[Figure record extracts]
------------------------

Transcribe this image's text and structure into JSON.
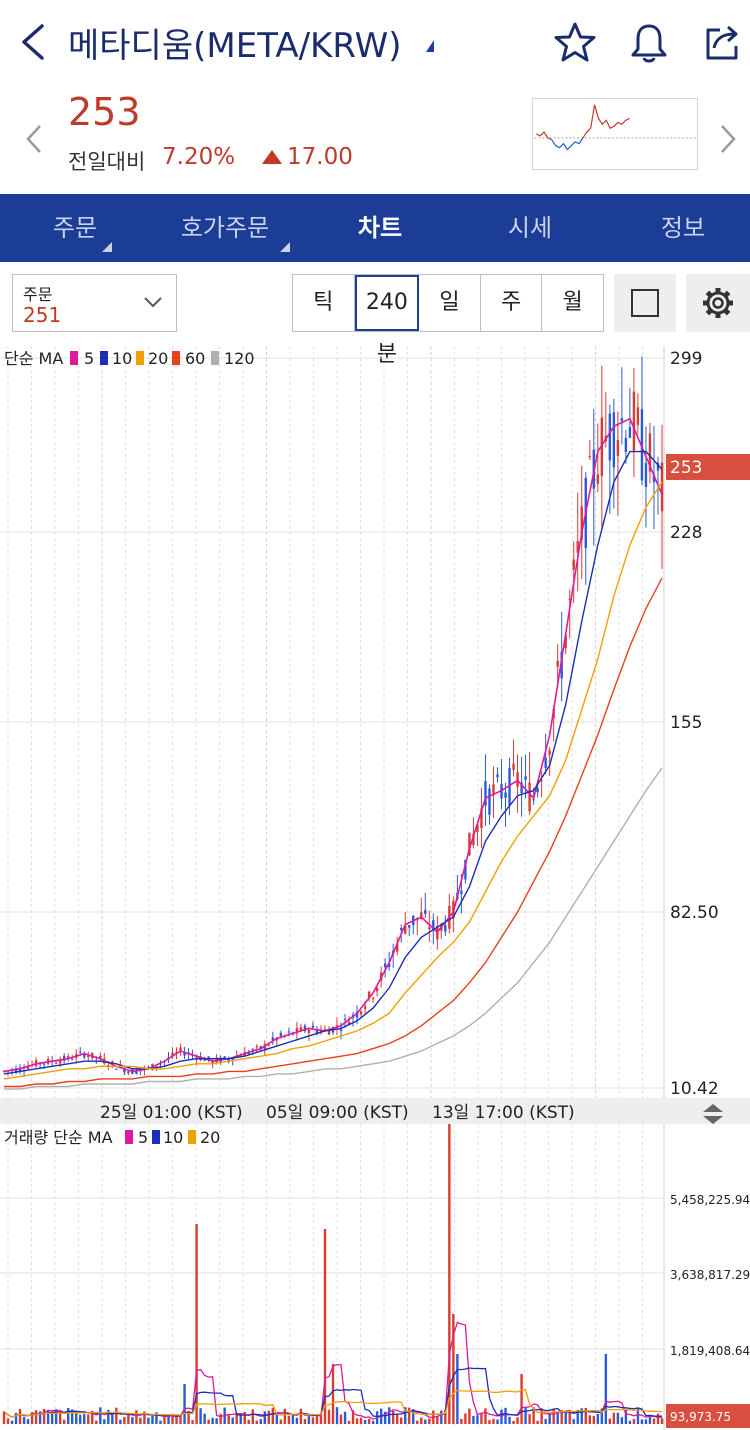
{
  "header": {
    "title": "메타디움(META/KRW)",
    "icons": [
      "back-arrow-icon",
      "caret-icon",
      "star-icon",
      "bell-icon",
      "share-icon"
    ]
  },
  "quote": {
    "price": "253",
    "change_label": "전일대비",
    "change_pct": "7.20%",
    "change_value": "17.00",
    "direction": "up",
    "up_color": "#c0392b"
  },
  "tabs": [
    {
      "label": "주문",
      "active": false
    },
    {
      "label": "호가주문",
      "active": false
    },
    {
      "label": "차트",
      "active": true
    },
    {
      "label": "시세",
      "active": false
    },
    {
      "label": "정보",
      "active": false
    }
  ],
  "toolbar": {
    "order_label": "주문",
    "order_value": "251",
    "periods": [
      "틱",
      "240분",
      "일",
      "주",
      "월"
    ],
    "selected_period": "240분"
  },
  "price_legend": {
    "prefix": "단순 MA",
    "items": [
      {
        "label": "5",
        "color": "#e0199f"
      },
      {
        "label": "10",
        "color": "#1a2fb5"
      },
      {
        "label": "20",
        "color": "#f0a000"
      },
      {
        "label": "60",
        "color": "#e8401c"
      },
      {
        "label": "120",
        "color": "#b0b0b0"
      }
    ]
  },
  "volume_legend": {
    "prefix": "거래량 단순 MA",
    "items": [
      {
        "label": "5",
        "color": "#e0199f"
      },
      {
        "label": "10",
        "color": "#1a2fb5"
      },
      {
        "label": "20",
        "color": "#f0a000"
      }
    ]
  },
  "chart_data": [
    {
      "type": "candlestick",
      "y_ticks": [
        "299",
        "228",
        "155",
        "82.50",
        "10.42"
      ],
      "ylim": [
        10.42,
        299
      ],
      "current_price_tag": "253",
      "x_labels": [
        "25일 01:00 (KST)",
        "05일 09:00 (KST)",
        "13일 17:00 (KST)"
      ],
      "series": [
        {
          "name": "5",
          "values": [
            17,
            18,
            20,
            21,
            22,
            24,
            22,
            19,
            17,
            18,
            21,
            25,
            23,
            21,
            22,
            24,
            26,
            30,
            32,
            34,
            33,
            35,
            40,
            48,
            60,
            75,
            78,
            72,
            80,
            105,
            125,
            128,
            132,
            125,
            150,
            190,
            230,
            262,
            272,
            275,
            260,
            245
          ]
        },
        {
          "name": "10",
          "values": [
            16,
            17,
            18,
            19,
            20,
            21,
            21,
            20,
            18,
            18,
            19,
            21,
            22,
            22,
            22,
            23,
            25,
            27,
            29,
            31,
            33,
            34,
            37,
            42,
            50,
            62,
            70,
            74,
            78,
            90,
            108,
            118,
            126,
            128,
            138,
            162,
            195,
            225,
            250,
            262,
            262,
            255
          ]
        },
        {
          "name": "20",
          "values": [
            14,
            15,
            16,
            17,
            18,
            18,
            19,
            19,
            19,
            18,
            18,
            19,
            20,
            20,
            21,
            22,
            23,
            24,
            26,
            27,
            29,
            31,
            33,
            36,
            40,
            48,
            55,
            62,
            68,
            76,
            88,
            100,
            110,
            118,
            126,
            140,
            160,
            180,
            205,
            225,
            240,
            250
          ]
        },
        {
          "name": "60",
          "values": [
            11,
            11,
            12,
            12,
            13,
            13,
            14,
            14,
            14,
            15,
            15,
            15,
            16,
            16,
            17,
            17,
            18,
            19,
            20,
            21,
            22,
            23,
            24,
            26,
            28,
            31,
            35,
            40,
            45,
            52,
            60,
            70,
            80,
            92,
            104,
            118,
            134,
            150,
            168,
            185,
            200,
            212
          ]
        },
        {
          "name": "120",
          "values": [
            10,
            10,
            11,
            11,
            11,
            12,
            12,
            12,
            12,
            13,
            13,
            13,
            14,
            14,
            14,
            15,
            15,
            16,
            16,
            17,
            18,
            18,
            19,
            20,
            21,
            23,
            25,
            28,
            31,
            35,
            40,
            46,
            52,
            60,
            68,
            78,
            88,
            98,
            108,
            118,
            128,
            137
          ]
        }
      ]
    },
    {
      "type": "bar",
      "y_ticks": [
        "5,458,225.94",
        "3,638,817.29",
        "1,819,408.64"
      ],
      "current_volume_tag": "93,973.75",
      "series_names": [
        "5",
        "10",
        "20"
      ]
    }
  ]
}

------------------------

» **Objective**
Exactly as written, return every line of the listing, but not the pictures.

» **Exercise output**
Transcribe this image's text and structure into JSON.
{
  "header": {
    "title": "메타디움(META/KRW)",
    "icons": [
      "back-arrow-icon",
      "caret-icon",
      "star-icon",
      "bell-icon",
      "share-icon"
    ]
  },
  "quote": {
    "price": "253",
    "change_label": "전일대비",
    "change_pct": "7.20%",
    "change_value": "17.00",
    "direction": "up",
    "up_color": "#c0392b"
  },
  "tabs": [
    {
      "label": "주문",
      "active": false
    },
    {
      "label": "호가주문",
      "active": false
    },
    {
      "label": "차트",
      "active": true
    },
    {
      "label": "시세",
      "active": false
    },
    {
      "label": "정보",
      "active": false
    }
  ],
  "toolbar": {
    "order_label": "주문",
    "order_value": "251",
    "periods": [
      "틱",
      "240분",
      "일",
      "주",
      "월"
    ],
    "selected_period": "240분"
  },
  "price_legend": {
    "prefix": "단순 MA",
    "items": [
      {
        "label": "5",
        "color": "#e0199f"
      },
      {
        "label": "10",
        "color": "#1a2fb5"
      },
      {
        "label": "20",
        "color": "#f0a000"
      },
      {
        "label": "60",
        "color": "#e8401c"
      },
      {
        "label": "120",
        "color": "#b0b0b0"
      }
    ]
  },
  "volume_legend": {
    "prefix": "거래량 단순 MA",
    "items": [
      {
        "label": "5",
        "color": "#e0199f"
      },
      {
        "label": "10",
        "color": "#1a2fb5"
      },
      {
        "label": "20",
        "color": "#f0a000"
      }
    ]
  },
  "chart_data": [
    {
      "type": "candlestick",
      "y_ticks": [
        "299",
        "228",
        "155",
        "82.50",
        "10.42"
      ],
      "ylim": [
        10.42,
        299
      ],
      "current_price_tag": "253",
      "x_labels": [
        "25일 01:00 (KST)",
        "05일 09:00 (KST)",
        "13일 17:00 (KST)"
      ],
      "series": [
        {
          "name": "5",
          "values": [
            17,
            18,
            20,
            21,
            22,
            24,
            22,
            19,
            17,
            18,
            21,
            25,
            23,
            21,
            22,
            24,
            26,
            30,
            32,
            34,
            33,
            35,
            40,
            48,
            60,
            75,
            78,
            72,
            80,
            105,
            125,
            128,
            132,
            125,
            150,
            190,
            230,
            262,
            272,
            275,
            260,
            245
          ]
        },
        {
          "name": "10",
          "values": [
            16,
            17,
            18,
            19,
            20,
            21,
            21,
            20,
            18,
            18,
            19,
            21,
            22,
            22,
            22,
            23,
            25,
            27,
            29,
            31,
            33,
            34,
            37,
            42,
            50,
            62,
            70,
            74,
            78,
            90,
            108,
            118,
            126,
            128,
            138,
            162,
            195,
            225,
            250,
            262,
            262,
            255
          ]
        },
        {
          "name": "20",
          "values": [
            14,
            15,
            16,
            17,
            18,
            18,
            19,
            19,
            19,
            18,
            18,
            19,
            20,
            20,
            21,
            22,
            23,
            24,
            26,
            27,
            29,
            31,
            33,
            36,
            40,
            48,
            55,
            62,
            68,
            76,
            88,
            100,
            110,
            118,
            126,
            140,
            160,
            180,
            205,
            225,
            240,
            250
          ]
        },
        {
          "name": "60",
          "values": [
            11,
            11,
            12,
            12,
            13,
            13,
            14,
            14,
            14,
            15,
            15,
            15,
            16,
            16,
            17,
            17,
            18,
            19,
            20,
            21,
            22,
            23,
            24,
            26,
            28,
            31,
            35,
            40,
            45,
            52,
            60,
            70,
            80,
            92,
            104,
            118,
            134,
            150,
            168,
            185,
            200,
            212
          ]
        },
        {
          "name": "120",
          "values": [
            10,
            10,
            11,
            11,
            11,
            12,
            12,
            12,
            12,
            13,
            13,
            13,
            14,
            14,
            14,
            15,
            15,
            16,
            16,
            17,
            18,
            18,
            19,
            20,
            21,
            23,
            25,
            28,
            31,
            35,
            40,
            46,
            52,
            60,
            68,
            78,
            88,
            98,
            108,
            118,
            128,
            137
          ]
        }
      ]
    },
    {
      "type": "bar",
      "y_ticks": [
        "5,458,225.94",
        "3,638,817.29",
        "1,819,408.64"
      ],
      "current_volume_tag": "93,973.75",
      "series_names": [
        "5",
        "10",
        "20"
      ]
    }
  ]
}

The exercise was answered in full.